** Begin DATA PROVIDED **
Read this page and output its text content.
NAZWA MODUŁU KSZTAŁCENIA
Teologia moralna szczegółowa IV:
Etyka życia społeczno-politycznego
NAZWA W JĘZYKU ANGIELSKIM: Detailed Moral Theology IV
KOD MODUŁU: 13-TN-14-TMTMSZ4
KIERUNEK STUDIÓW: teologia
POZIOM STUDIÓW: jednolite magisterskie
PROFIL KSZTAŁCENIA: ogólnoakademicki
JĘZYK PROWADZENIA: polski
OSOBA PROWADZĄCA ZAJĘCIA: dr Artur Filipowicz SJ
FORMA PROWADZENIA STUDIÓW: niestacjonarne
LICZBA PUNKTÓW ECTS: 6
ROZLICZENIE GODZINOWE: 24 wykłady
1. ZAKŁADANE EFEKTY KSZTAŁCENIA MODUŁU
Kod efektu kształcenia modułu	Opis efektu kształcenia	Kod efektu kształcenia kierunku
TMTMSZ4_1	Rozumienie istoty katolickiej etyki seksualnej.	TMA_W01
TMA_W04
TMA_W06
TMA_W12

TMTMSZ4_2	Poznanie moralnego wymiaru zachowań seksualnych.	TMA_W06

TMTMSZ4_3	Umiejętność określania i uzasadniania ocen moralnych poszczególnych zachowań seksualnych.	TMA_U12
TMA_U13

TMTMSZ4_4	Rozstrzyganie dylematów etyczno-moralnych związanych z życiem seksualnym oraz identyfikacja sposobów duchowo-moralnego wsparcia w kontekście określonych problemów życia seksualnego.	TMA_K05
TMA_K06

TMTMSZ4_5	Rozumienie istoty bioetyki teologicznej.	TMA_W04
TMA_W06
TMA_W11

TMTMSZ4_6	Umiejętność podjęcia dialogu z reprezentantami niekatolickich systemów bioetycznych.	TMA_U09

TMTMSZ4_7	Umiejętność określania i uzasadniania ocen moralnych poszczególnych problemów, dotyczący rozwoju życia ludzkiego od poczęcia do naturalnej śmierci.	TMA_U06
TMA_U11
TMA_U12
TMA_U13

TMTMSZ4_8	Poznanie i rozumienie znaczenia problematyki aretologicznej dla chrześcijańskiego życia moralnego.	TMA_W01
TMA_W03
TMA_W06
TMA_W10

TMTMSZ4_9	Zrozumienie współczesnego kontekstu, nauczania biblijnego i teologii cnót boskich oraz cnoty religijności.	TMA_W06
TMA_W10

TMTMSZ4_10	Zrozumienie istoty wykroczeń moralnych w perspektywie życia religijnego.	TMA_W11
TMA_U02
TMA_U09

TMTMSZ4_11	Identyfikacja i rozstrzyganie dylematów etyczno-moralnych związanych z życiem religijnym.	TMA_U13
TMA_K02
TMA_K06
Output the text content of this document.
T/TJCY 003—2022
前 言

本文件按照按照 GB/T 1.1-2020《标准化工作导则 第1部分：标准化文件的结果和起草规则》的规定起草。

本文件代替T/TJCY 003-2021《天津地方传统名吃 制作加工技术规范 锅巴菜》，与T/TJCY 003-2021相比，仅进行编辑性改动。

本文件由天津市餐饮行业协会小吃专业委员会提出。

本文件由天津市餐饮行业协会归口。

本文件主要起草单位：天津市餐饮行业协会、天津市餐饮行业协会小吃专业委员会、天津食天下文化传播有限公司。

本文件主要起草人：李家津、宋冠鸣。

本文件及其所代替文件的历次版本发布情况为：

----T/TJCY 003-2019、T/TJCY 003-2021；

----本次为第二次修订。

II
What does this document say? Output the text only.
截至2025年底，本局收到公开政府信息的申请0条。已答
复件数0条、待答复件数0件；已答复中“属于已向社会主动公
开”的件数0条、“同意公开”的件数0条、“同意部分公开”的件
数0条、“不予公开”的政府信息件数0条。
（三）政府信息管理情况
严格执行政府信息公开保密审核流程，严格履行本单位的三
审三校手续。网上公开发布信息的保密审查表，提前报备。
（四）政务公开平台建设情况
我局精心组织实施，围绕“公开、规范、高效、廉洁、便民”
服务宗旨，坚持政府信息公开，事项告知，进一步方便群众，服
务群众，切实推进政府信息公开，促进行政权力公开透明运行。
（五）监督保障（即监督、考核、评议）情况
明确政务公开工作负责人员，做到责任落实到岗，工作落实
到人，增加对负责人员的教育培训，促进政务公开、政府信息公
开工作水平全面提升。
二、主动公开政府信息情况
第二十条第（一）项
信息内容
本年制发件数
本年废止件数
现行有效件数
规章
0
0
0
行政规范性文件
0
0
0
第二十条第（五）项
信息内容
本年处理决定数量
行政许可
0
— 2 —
** End DATA PROVIDED **
Using the records above, copy every line that has the word "poszczególnych" in it.

TMTMSZ4_3	Umiejętność określania i uzasadniania ocen moralnych poszczególnych zachowań seksualnych.	TMA_U12
TMTMSZ4_7	Umiejętność określania i uzasadniania ocen moralnych poszczególnych problemów, dotyczący rozwoju życia ludzkiego od poczęcia do naturalnej śmierci.	TMA_U06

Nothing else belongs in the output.